**GIVEN REQUEST 1**
In the records, swap "interactable" for "clickable" in the lines from the one containing "88, 468, 108]" through the one containing "99, 327, 116]". Return only those lines, with everything else left as it is.
---------- SOURCE PASSAGE ----------
Attending a large state university in my 30’s as an undergraduate, I was disillusioned by the conservatism of my school. I knew this college town and state capitol was more conservative than the city I came from only 80 miles away,but I thought the youth were with me. I thought they were looking ahead, and behind, with a perspective. But this college town is also a state capitol, in the south, still heavily segregated and largely denying it. At a diner downtown, the all-black kitchen staff made grits and eggs and pork chops and slid them through a small window to the all-white serving staff to be delivered to the tables of politicians and lawyers as the owner looked at the tattoos on my arms and shook her head “no”. I thought it was hilarious, somehow not getting a job in a diner in 2009 because of tattoos like I had somehow never escaped my small hometown.
The night of the 2008 presidential election, I walked across campus with a classmate, eager to get home to hear the results. A boy from our class waved to us and asked us who we voted for. “ I know you voted for McCain…” he said to my friend and i laughed. Oh the humor! But she had. She told me she would have voted for Bush if she had been old enough. I know this is over simplifying, to assume assume all college students, art students at least, refused the lies of the Bush era. They were lies, right? Can we agree on that? She told me that he did the best he could, considering they had Weapons of Mass Destruction. I tactfully reminded her that “they” actually did not. She shrugged.
---------- MATERIAL PROVIDED ----------
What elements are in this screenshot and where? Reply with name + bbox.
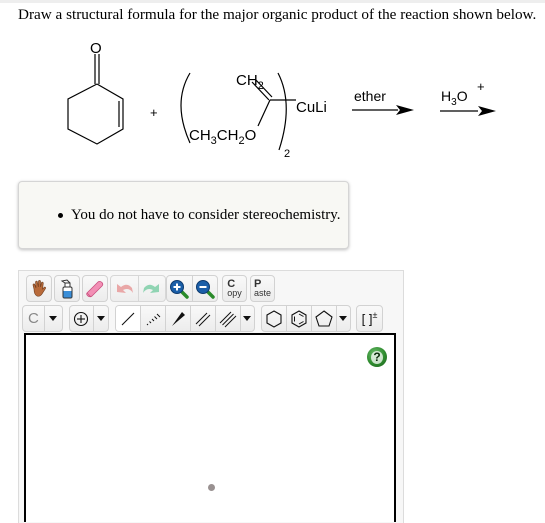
hydronium-label: H3O	[441, 88, 468, 108]
bracket-icon: [ ]±	[361, 310, 378, 327]
atom-selector[interactable]: C	[22, 305, 63, 332]
bullet	[58, 213, 63, 218]
undo-arrow-icon	[117, 283, 134, 293]
bond-toolbar	[115, 305, 255, 332]
ring-toolbar	[261, 305, 351, 332]
zoom-out-icon	[195, 279, 215, 299]
cyclopentane-button[interactable]	[312, 306, 337, 331]
zoom-in-button[interactable]	[167, 276, 193, 301]
paste-label: P aste	[253, 277, 271, 298]
hint-box: You do not have to consider stereochemis…	[18, 181, 349, 249]
zoom-in-icon	[170, 279, 189, 299]
erase-tool-button[interactable]	[82, 275, 108, 302]
reaction-svg: O + CH2 CH3CH2O CuLi 2 ether H3O +	[67, 40, 496, 160]
ethoxy-label: CH3CH2O	[189, 127, 256, 147]
move-tool-button[interactable]	[26, 275, 52, 302]
benzene-icon	[291, 309, 307, 328]
redo-button[interactable]	[139, 276, 166, 301]
hand-icon	[32, 279, 46, 297]
ether-label: ether	[354, 88, 386, 104]
cyclohexane-button[interactable]	[262, 306, 287, 331]
spray-bottle-icon	[60, 278, 73, 298]
redo-arrow-icon	[142, 283, 159, 293]
drawing-canvas[interactable]: ?	[24, 333, 396, 522]
oxygen-label: O	[90, 40, 102, 57]
chevron-down-icon[interactable]	[243, 316, 252, 321]
cyclohexane-icon	[266, 309, 282, 328]
hashed-bond-icon	[146, 313, 161, 325]
clean-tool-button[interactable]	[54, 275, 80, 302]
double-bond-icon	[195, 312, 211, 326]
zoom-out-button[interactable]	[193, 276, 218, 301]
atom-label: C	[23, 306, 45, 331]
wedge-bond-icon	[171, 311, 185, 326]
chevron-down-icon[interactable]	[339, 316, 348, 321]
copy-label: C opy	[227, 277, 242, 298]
top-bar	[0, 0, 545, 3]
question-mark-icon: ?	[371, 350, 383, 364]
paste-button[interactable]: P aste	[250, 275, 275, 302]
subscript-two: 2	[284, 148, 290, 160]
culi-label: CuLi	[296, 99, 327, 116]
help-button[interactable]: ?	[367, 347, 387, 367]
charge-selector[interactable]	[69, 305, 109, 332]
reaction-scheme: O + CH2 CH3CH2O CuLi 2 ether H3O +	[0, 30, 545, 170]
copy-button[interactable]: C opy	[222, 275, 247, 302]
plus-sign: +	[150, 105, 158, 120]
bracket-charge-button[interactable]: [ ]±	[356, 305, 383, 332]
positive-charge-icon	[74, 311, 89, 326]
benzene-button[interactable]	[287, 306, 312, 331]
reaction-arrow-1	[352, 105, 414, 115]
chevron-down-icon[interactable]	[96, 316, 105, 321]
undo-redo-group	[110, 275, 166, 302]
hint-item: You do not have to consider stereochemis…	[71, 207, 341, 223]
reaction-arrow-2	[440, 106, 496, 116]
canvas-cursor-dot	[208, 484, 215, 491]
ch2-label: CH2	[236, 72, 264, 92]
undo-button[interactable]	[111, 276, 139, 301]
cyclohexenone-structure	[67, 54, 124, 145]
triple-bond-icon	[219, 311, 236, 327]
question-text: Draw a structural formula for the major …	[18, 6, 537, 23]
hydronium-charge: +	[477, 79, 485, 94]
triple-bond-button[interactable]	[216, 306, 241, 331]
double-bond-button[interactable]	[191, 306, 216, 331]
zoom-group	[166, 275, 218, 302]
single-bond-button[interactable]	[116, 306, 141, 331]
wedge-bond-button[interactable]	[166, 306, 191, 331]
hashed-bond-button[interactable]	[141, 306, 166, 331]
eraser-icon	[86, 280, 104, 297]
chevron-down-icon[interactable]	[49, 316, 58, 321]
single-bond-icon	[121, 312, 135, 325]
cyclopentane-icon	[315, 309, 333, 327]
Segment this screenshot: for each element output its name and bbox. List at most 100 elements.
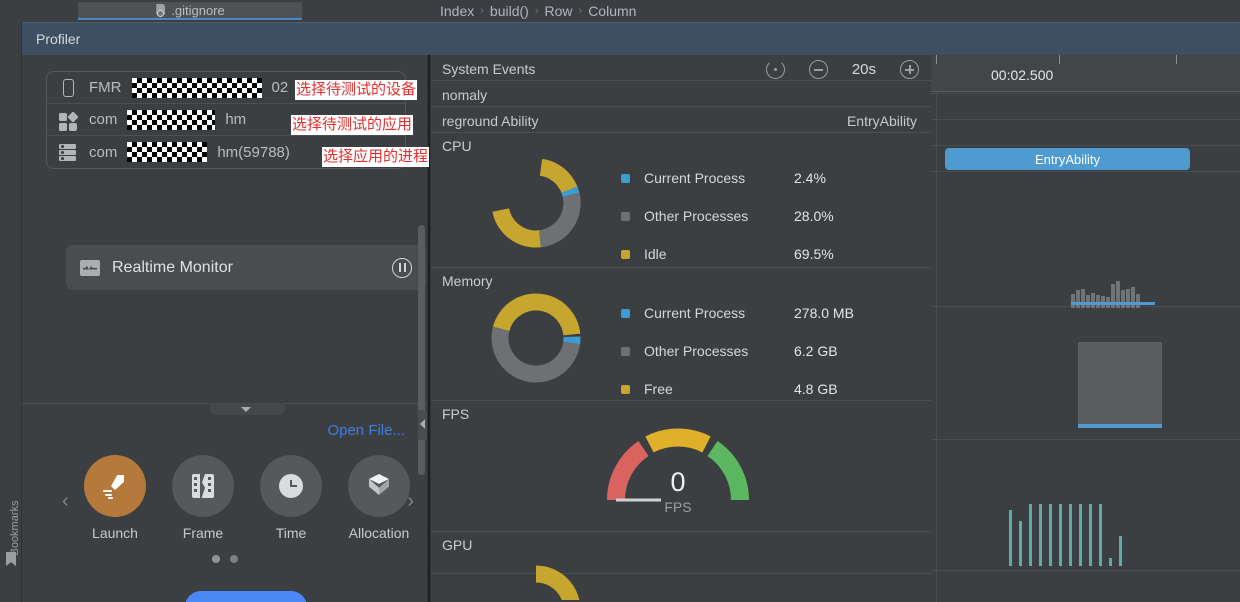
----------
**GIVEN REQUEST 2**
Extend the personal essay about attending college in a conservative Southern capital, picking up right after its final sentence.

**WRITTEN RESPONSE 1**
hydronium-label: H3O	[441, 88, 468, 108]
bracket-icon: [ ]±	[361, 310, 378, 327]
atom-selector[clickable]: C	[22, 305, 63, 332]
bullet	[58, 213, 63, 218]
undo-arrow-icon	[117, 283, 134, 293]
bond-toolbar	[115, 305, 255, 332]
ring-toolbar	[261, 305, 351, 332]
zoom-out-icon	[195, 279, 215, 299]
cyclopentane-button[clickable]	[312, 306, 337, 331]
zoom-in-button[clickable]	[167, 276, 193, 301]
paste-label: P aste	[253, 277, 271, 298]
hint-box: You do not have to consider stereochemis…	[18, 181, 349, 249]
zoom-in-icon	[170, 279, 189, 299]
erase-tool-button[clickable]	[82, 275, 108, 302]
reaction-svg: O + CH2 CH3CH2O CuLi 2 ether H3O +	[67, 40, 496, 160]
ethoxy-label: CH3CH2O	[189, 127, 256, 147]
move-tool-button[clickable]	[26, 275, 52, 302]
benzene-icon	[291, 309, 307, 328]
redo-button[clickable]	[139, 276, 166, 301]
hand-icon	[32, 279, 46, 297]
ether-label: ether	[354, 88, 386, 104]
cyclohexane-button[clickable]	[262, 306, 287, 331]
spray-bottle-icon	[60, 278, 73, 298]
redo-arrow-icon	[142, 283, 159, 293]
drawing-canvas[clickable]: ?	[24, 333, 396, 522]
oxygen-label: O	[90, 40, 102, 57]
chevron-down-icon[clickable]	[243, 316, 252, 321]
cyclohexane-icon	[266, 309, 282, 328]
hashed-bond-icon	[146, 313, 161, 325]
clean-tool-button[clickable]	[54, 275, 80, 302]
double-bond-icon	[195, 312, 211, 326]
zoom-out-button[clickable]	[193, 276, 218, 301]
atom-label: C	[23, 306, 45, 331]
wedge-bond-icon	[171, 311, 185, 326]
chevron-down-icon[clickable]	[339, 316, 348, 321]
copy-label: C opy	[227, 277, 242, 298]
top-bar	[0, 0, 545, 3]
question-mark-icon: ?	[371, 350, 383, 364]
paste-button[clickable]: P aste	[250, 275, 275, 302]
subscript-two: 2	[284, 148, 290, 160]
culi-label: CuLi	[296, 99, 327, 116]

**WRITTEN RESPONSE 2**
This was my first semester of school. I had a roommate, a friend of a friend. She met me at the house after Obama's acceptance speech, in gleeful tears as she recounted that he referenced gay people being a part of the national fabric. I remember Reagan and the AIDS quilt. Now I was grateful for a friend, for someone who was as equally disheartened by politics in general but not so hardened as to not feel the electricity and promise of our first black president who acknowledged queer people as, well, people. I assumed that my classmates would feel the same, the excitement, the future! But old conservatives were once young conservatives and I was in school with them.
My roommate graduated and moved to the city. I listened to NPR alone in the house often as I cooked and cleaned and procrastinated my school work. I often yelled back at the news, threw my hands in the air. I was most surprised by the phrase “supreme Court Justice Clarence Thomas.” I had been away from media for a few years and hadn’t thought of him. He wasn’t doing anything newsworthy, but he was there, voting on things and occasionally his name would flicker across the room and I would get angry again.
I tried to explain to classmates. “I still can't believe he is still a justice. That his nomination was confirmed and here he is…” but they always looked blankly at me.
“Why?”
“You remember, Anita Hill?” More blank stares.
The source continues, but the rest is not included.